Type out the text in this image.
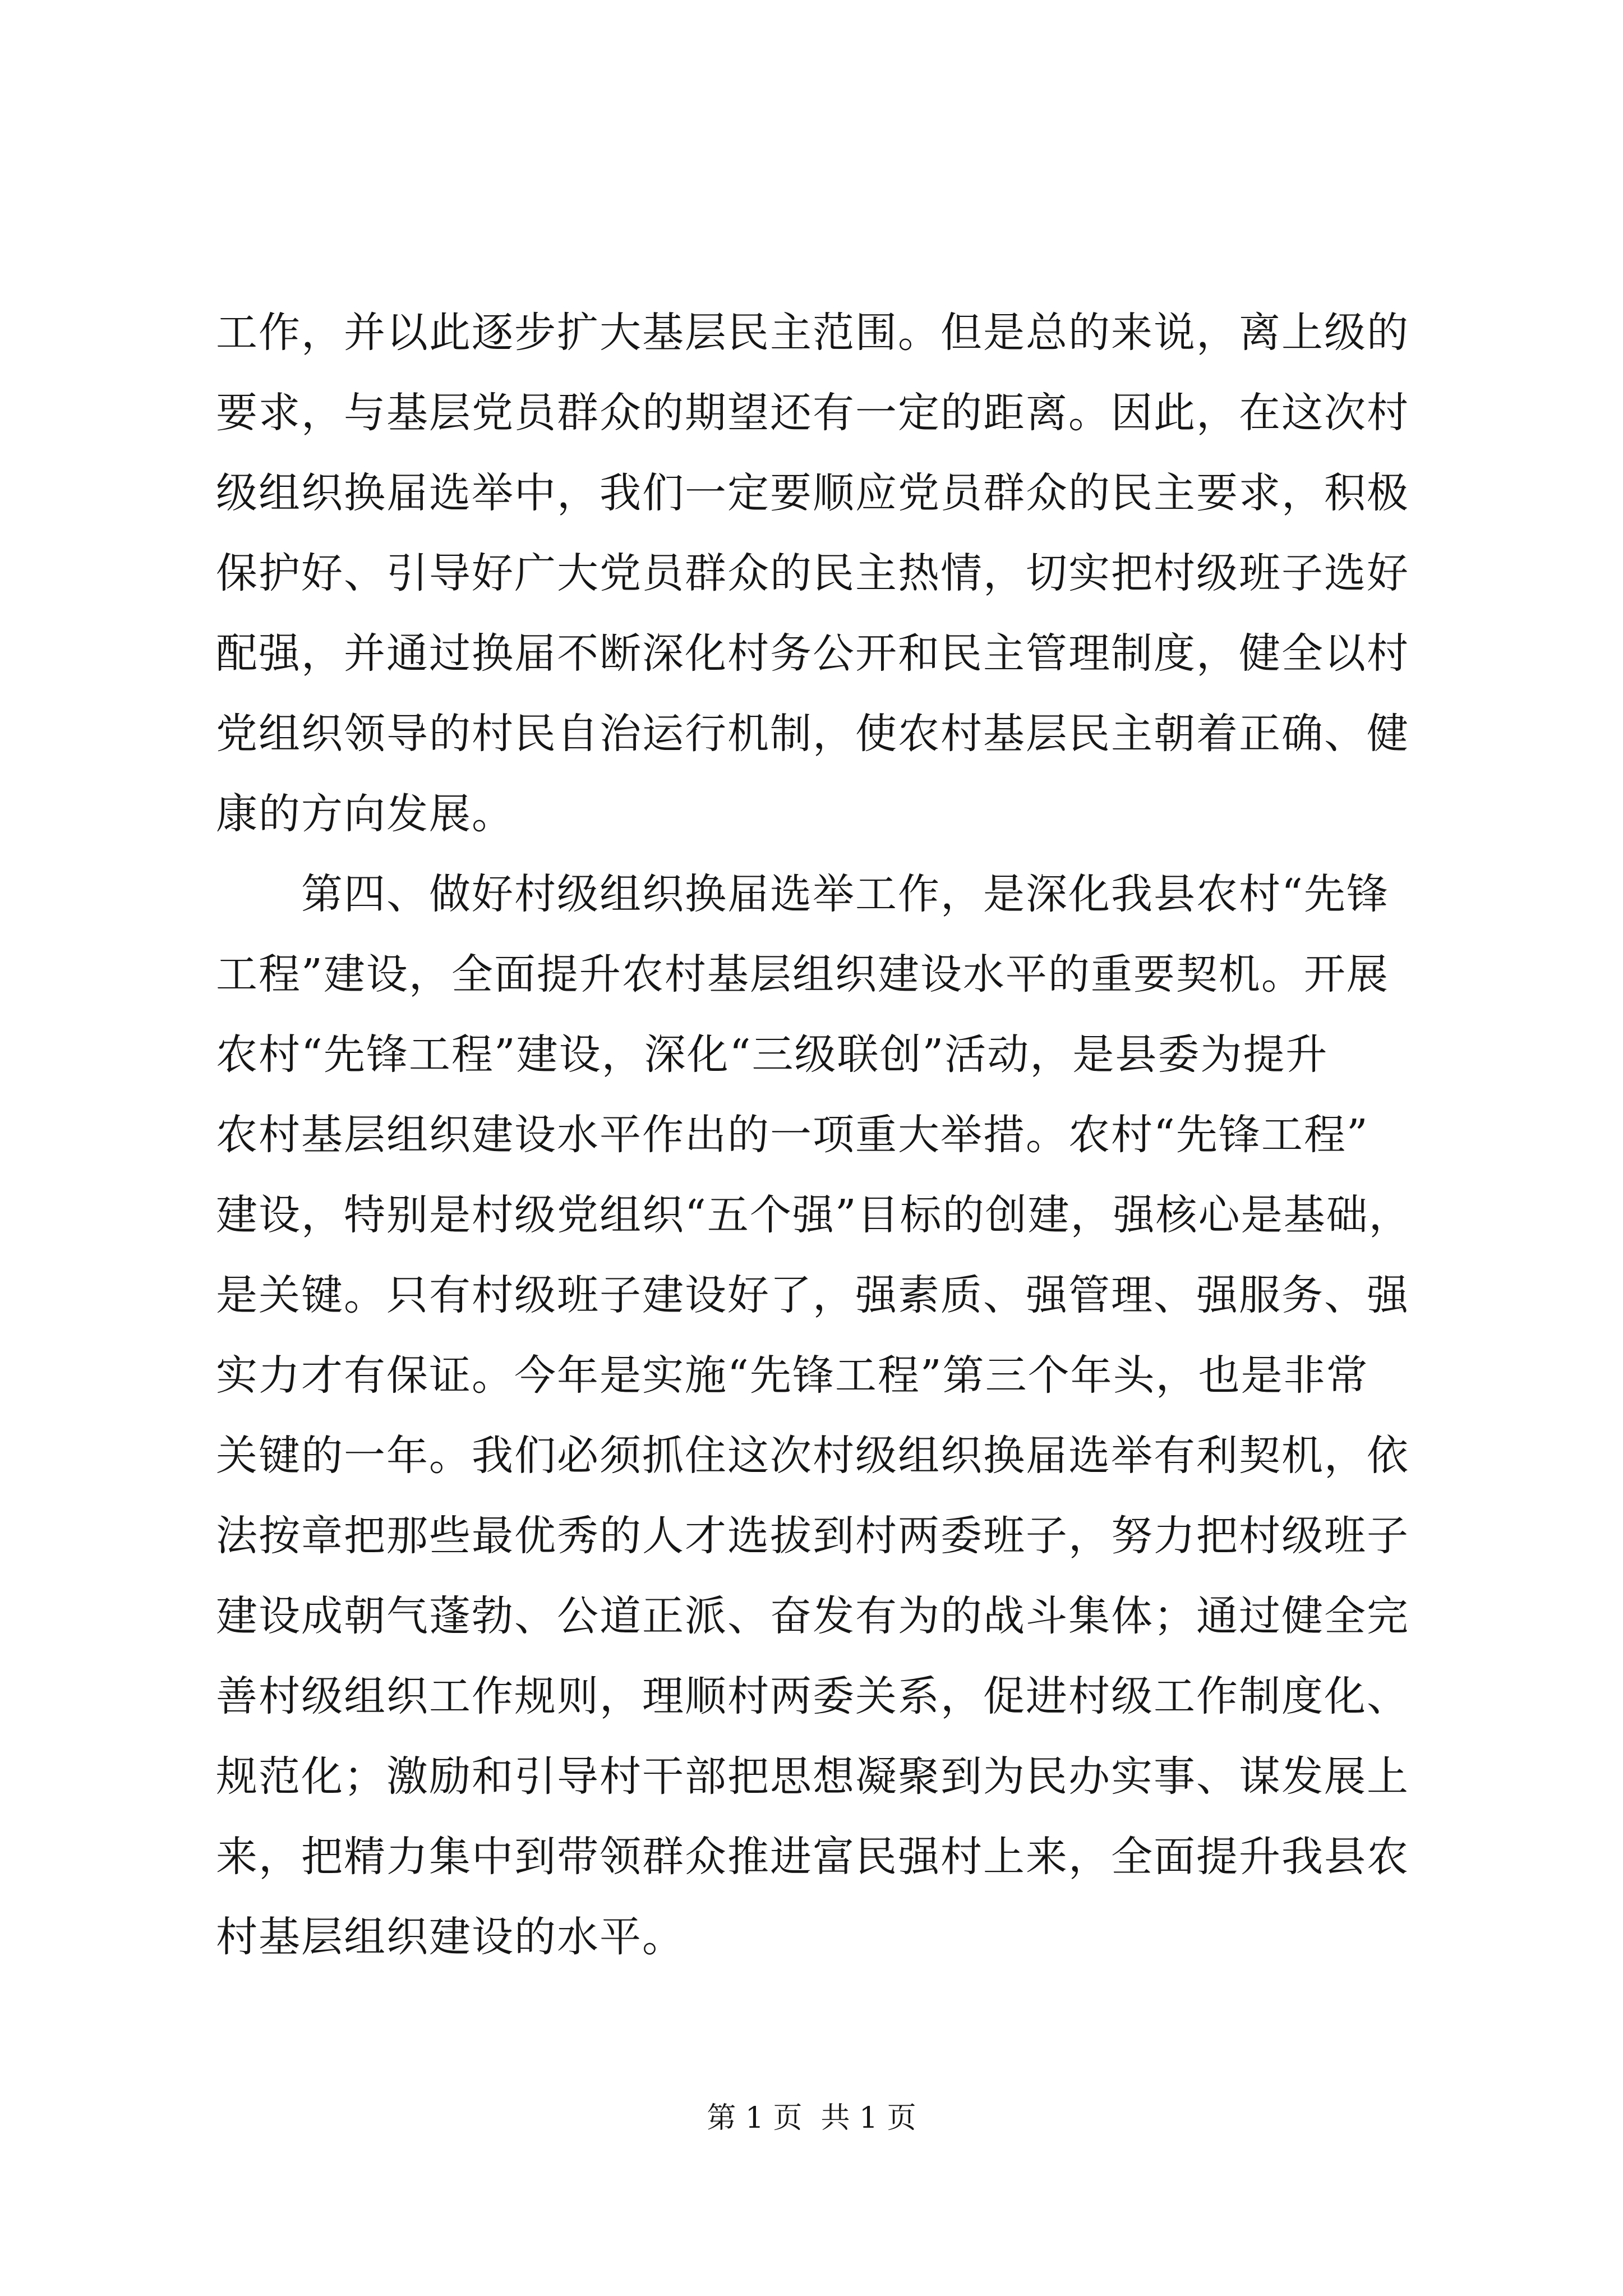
工作，并以此逐步扩大基层民主范围。但是总的来说，离上级的
要求，与基层党员群众的期望还有一定的距离。因此，在这次村
级组织换届选举中，我们一定要顺应党员群众的民主要求，积极
保护好、引导好广大党员群众的民主热情，切实把村级班子选好
配强，并通过换届不断深化村务公开和民主管理制度，健全以村
党组织领导的村民自治运行机制，使农村基层民主朝着正确、健
康的方向发展。
第四、做好村级组织换届选举工作，是深化我县农村“先锋
工程”建设，全面提升农村基层组织建设水平的重要契机。开展
农村“先锋工程”建设，深化“三级联创”活动，是县委为提升
农村基层组织建设水平作出的一项重大举措。农村“先锋工程”
建设，特别是村级党组织“五个强”目标的创建，强核心是基础，
是关键。只有村级班子建设好了，强素质、强管理、强服务、强
实力才有保证。今年是实施“先锋工程”第三个年头，也是非常
关键的一年。我们必须抓住这次村级组织换届选举有利契机，依
法按章把那些最优秀的人才选拔到村两委班子，努力把村级班子
建设成朝气蓬勃、公道正派、奋发有为的战斗集体；通过健全完
善村级组织工作规则，理顺村两委关系，促进村级工作制度化、
规范化；激励和引导村干部把思想凝聚到为民办实事、谋发展上
来，把精力集中到带领群众推进富民强村上来，全面提升我县农
村基层组织建设的水平。
第 1 页  共 1 页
::::
→ **Exercise**:
Extract the full listing above verbatim; pictures are to be left out of the copy.

→ **The response**:
Type out the text in this image.
工作，并以此逐步扩大基层民主范围。但是总的来说，离上级的
要求，与基层党员群众的期望还有一定的距离。因此，在这次村
级组织换届选举中，我们一定要顺应党员群众的民主要求，积极
保护好、引导好广大党员群众的民主热情，切实把村级班子选好
配强，并通过换届不断深化村务公开和民主管理制度，健全以村
党组织领导的村民自治运行机制，使农村基层民主朝着正确、健
康的方向发展。
第四、做好村级组织换届选举工作，是深化我县农村“先锋
工程”建设，全面提升农村基层组织建设水平的重要契机。开展
农村“先锋工程”建设，深化“三级联创”活动，是县委为提升
农村基层组织建设水平作出的一项重大举措。农村“先锋工程”
建设，特别是村级党组织“五个强”目标的创建，强核心是基础，
是关键。只有村级班子建设好了，强素质、强管理、强服务、强
实力才有保证。今年是实施“先锋工程”第三个年头，也是非常
关键的一年。我们必须抓住这次村级组织换届选举有利契机，依
法按章把那些最优秀的人才选拔到村两委班子，努力把村级班子
建设成朝气蓬勃、公道正派、奋发有为的战斗集体；通过健全完
善村级组织工作规则，理顺村两委关系，促进村级工作制度化、
规范化；激励和引导村干部把思想凝聚到为民办实事、谋发展上
来，把精力集中到带领群众推进富民强村上来，全面提升我县农
村基层组织建设的水平。
第 1 页  共 1 页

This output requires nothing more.